* [Exercise requirements]: Restate the records in their entirety, word for word.

* [Data in this exercise]:
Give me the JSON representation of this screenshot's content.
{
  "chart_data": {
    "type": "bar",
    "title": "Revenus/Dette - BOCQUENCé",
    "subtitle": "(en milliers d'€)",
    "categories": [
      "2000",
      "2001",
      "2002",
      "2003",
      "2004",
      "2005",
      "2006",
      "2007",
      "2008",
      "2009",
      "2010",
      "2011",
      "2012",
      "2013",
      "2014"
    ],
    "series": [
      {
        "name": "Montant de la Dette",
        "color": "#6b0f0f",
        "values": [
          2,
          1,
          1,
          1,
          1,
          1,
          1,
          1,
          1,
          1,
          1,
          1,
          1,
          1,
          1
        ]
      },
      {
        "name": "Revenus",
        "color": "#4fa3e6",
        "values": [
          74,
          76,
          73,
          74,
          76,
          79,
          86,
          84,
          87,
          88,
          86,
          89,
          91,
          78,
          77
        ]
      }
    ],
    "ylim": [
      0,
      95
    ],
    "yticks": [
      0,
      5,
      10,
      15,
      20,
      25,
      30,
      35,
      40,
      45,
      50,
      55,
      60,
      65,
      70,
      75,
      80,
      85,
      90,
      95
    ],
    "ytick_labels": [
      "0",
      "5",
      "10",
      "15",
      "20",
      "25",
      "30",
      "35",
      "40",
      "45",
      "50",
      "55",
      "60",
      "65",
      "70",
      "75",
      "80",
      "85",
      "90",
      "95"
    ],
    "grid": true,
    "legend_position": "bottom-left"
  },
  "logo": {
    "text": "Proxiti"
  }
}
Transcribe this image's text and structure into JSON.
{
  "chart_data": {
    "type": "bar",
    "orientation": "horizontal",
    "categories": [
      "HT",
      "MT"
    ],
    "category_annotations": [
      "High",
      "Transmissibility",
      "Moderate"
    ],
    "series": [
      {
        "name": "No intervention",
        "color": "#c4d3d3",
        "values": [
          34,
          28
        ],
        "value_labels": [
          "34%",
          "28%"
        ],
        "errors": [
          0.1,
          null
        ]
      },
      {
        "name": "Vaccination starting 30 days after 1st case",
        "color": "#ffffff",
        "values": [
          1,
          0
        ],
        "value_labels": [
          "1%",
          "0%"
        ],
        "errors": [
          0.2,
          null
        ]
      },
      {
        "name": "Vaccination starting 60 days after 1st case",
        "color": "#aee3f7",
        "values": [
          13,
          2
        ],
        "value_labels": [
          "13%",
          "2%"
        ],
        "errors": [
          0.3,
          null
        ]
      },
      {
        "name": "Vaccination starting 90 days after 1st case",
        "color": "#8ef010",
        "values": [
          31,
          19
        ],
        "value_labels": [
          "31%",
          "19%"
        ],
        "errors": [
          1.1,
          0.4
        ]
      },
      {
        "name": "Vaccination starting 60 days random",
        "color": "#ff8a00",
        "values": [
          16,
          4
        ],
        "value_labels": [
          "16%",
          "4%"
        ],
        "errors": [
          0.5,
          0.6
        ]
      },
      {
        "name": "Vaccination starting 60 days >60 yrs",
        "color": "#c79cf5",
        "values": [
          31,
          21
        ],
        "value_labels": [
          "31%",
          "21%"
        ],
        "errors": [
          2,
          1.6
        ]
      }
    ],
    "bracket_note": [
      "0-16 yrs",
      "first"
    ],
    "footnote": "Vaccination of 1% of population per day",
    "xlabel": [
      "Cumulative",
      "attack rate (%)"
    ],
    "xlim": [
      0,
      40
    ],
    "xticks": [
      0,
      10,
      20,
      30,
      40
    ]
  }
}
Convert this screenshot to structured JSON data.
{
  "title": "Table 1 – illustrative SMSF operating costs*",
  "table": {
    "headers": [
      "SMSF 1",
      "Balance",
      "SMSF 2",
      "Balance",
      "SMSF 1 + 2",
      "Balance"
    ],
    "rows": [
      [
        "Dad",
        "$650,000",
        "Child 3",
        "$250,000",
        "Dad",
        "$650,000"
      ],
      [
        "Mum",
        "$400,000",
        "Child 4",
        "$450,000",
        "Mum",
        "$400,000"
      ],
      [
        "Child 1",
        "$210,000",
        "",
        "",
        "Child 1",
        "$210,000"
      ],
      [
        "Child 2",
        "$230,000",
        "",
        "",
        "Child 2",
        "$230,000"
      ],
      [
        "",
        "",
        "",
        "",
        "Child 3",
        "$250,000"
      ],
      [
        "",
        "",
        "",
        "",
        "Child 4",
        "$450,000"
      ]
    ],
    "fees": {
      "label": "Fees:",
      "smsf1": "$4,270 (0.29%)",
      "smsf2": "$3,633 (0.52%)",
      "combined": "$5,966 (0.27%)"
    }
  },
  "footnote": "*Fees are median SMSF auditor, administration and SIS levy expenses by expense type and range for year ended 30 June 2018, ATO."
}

* [Exercise answer]:
Give me the JSON representation of this screenshot's content.
{
  "chart_data": {
    "type": "bar",
    "title": "Revenus/Dette - BOCQUENCé",
    "subtitle": "(en milliers d'€)",
    "categories": [
      "2000",
      "2001",
      "2002",
      "2003",
      "2004",
      "2005",
      "2006",
      "2007",
      "2008",
      "2009",
      "2010",
      "2011",
      "2012",
      "2013",
      "2014"
    ],
    "series": [
      {
        "name": "Montant de la Dette",
        "color": "#6b0f0f",
        "values": [
          2,
          1,
          1,
          1,
          1,
          1,
          1,
          1,
          1,
          1,
          1,
          1,
          1,
          1,
          1
        ]
      },
      {
        "name": "Revenus",
        "color": "#4fa3e6",
        "values": [
          74,
          76,
          73,
          74,
          76,
          79,
          86,
          84,
          87,
          88,
          86,
          89,
          91,
          78,
          77
        ]
      }
    ],
    "ylim": [
      0,
      95
    ],
    "yticks": [
      0,
      5,
      10,
      15,
      20,
      25,
      30,
      35,
      40,
      45,
      50,
      55,
      60,
      65,
      70,
      75,
      80,
      85,
      90,
      95
    ],
    "ytick_labels": [
      "0",
      "5",
      "10",
      "15",
      "20",
      "25",
      "30",
      "35",
      "40",
      "45",
      "50",
      "55",
      "60",
      "65",
      "70",
      "75",
      "80",
      "85",
      "90",
      "95"
    ],
    "grid": true,
    "legend_position": "bottom-left"
  },
  "logo": {
    "text": "Proxiti"
  }
}
Transcribe this image's text and structure into JSON.
{
  "chart_data": {
    "type": "bar",
    "orientation": "horizontal",
    "categories": [
      "HT",
      "MT"
    ],
    "category_annotations": [
      "High",
      "Transmissibility",
      "Moderate"
    ],
    "series": [
      {
        "name": "No intervention",
        "color": "#c4d3d3",
        "values": [
          34,
          28
        ],
        "value_labels": [
          "34%",
          "28%"
        ],
        "errors": [
          0.1,
          null
        ]
      },
      {
        "name": "Vaccination starting 30 days after 1st case",
        "color": "#ffffff",
        "values": [
          1,
          0
        ],
        "value_labels": [
          "1%",
          "0%"
        ],
        "errors": [
          0.2,
          null
        ]
      },
      {
        "name": "Vaccination starting 60 days after 1st case",
        "color": "#aee3f7",
        "values": [
          13,
          2
        ],
        "value_labels": [
          "13%",
          "2%"
        ],
        "errors": [
          0.3,
          null
        ]
      },
      {
        "name": "Vaccination starting 90 days after 1st case",
        "color": "#8ef010",
        "values": [
          31,
          19
        ],
        "value_labels": [
          "31%",
          "19%"
        ],
        "errors": [
          1.1,
          0.4
        ]
      },
      {
        "name": "Vaccination starting 60 days random",
        "color": "#ff8a00",
        "values": [
          16,
          4
        ],
        "value_labels": [
          "16%",
          "4%"
        ],
        "errors": [
          0.5,
          0.6
        ]
      },
      {
        "name": "Vaccination starting 60 days >60 yrs",
        "color": "#c79cf5",
        "values": [
          31,
          21
        ],
        "value_labels": [
          "31%",
          "21%"
        ],
        "errors": [
          2,
          1.6
        ]
      }
    ],
    "bracket_note": [
      "0-16 yrs",
      "first"
    ],
    "footnote": "Vaccination of 1% of population per day",
    "xlabel": [
      "Cumulative",
      "attack rate (%)"
    ],
    "xlim": [
      0,
      40
    ],
    "xticks": [
      0,
      10,
      20,
      30,
      40
    ]
  }
}
Convert this screenshot to structured JSON data.
{
  "title": "Table 1 – illustrative SMSF operating costs*",
  "table": {
    "headers": [
      "SMSF 1",
      "Balance",
      "SMSF 2",
      "Balance",
      "SMSF 1 + 2",
      "Balance"
    ],
    "rows": [
      [
        "Dad",
        "$650,000",
        "Child 3",
        "$250,000",
        "Dad",
        "$650,000"
      ],
      [
        "Mum",
        "$400,000",
        "Child 4",
        "$450,000",
        "Mum",
        "$400,000"
      ],
      [
        "Child 1",
        "$210,000",
        "",
        "",
        "Child 1",
        "$210,000"
      ],
      [
        "Child 2",
        "$230,000",
        "",
        "",
        "Child 2",
        "$230,000"
      ],
      [
        "",
        "",
        "",
        "",
        "Child 3",
        "$250,000"
      ],
      [
        "",
        "",
        "",
        "",
        "Child 4",
        "$450,000"
      ]
    ],
    "fees": {
      "label": "Fees:",
      "smsf1": "$4,270 (0.29%)",
      "smsf2": "$3,633 (0.52%)",
      "combined": "$5,966 (0.27%)"
    }
  },
  "footnote": "*Fees are median SMSF auditor, administration and SIS levy expenses by expense type and range for year ended 30 June 2018, ATO."
}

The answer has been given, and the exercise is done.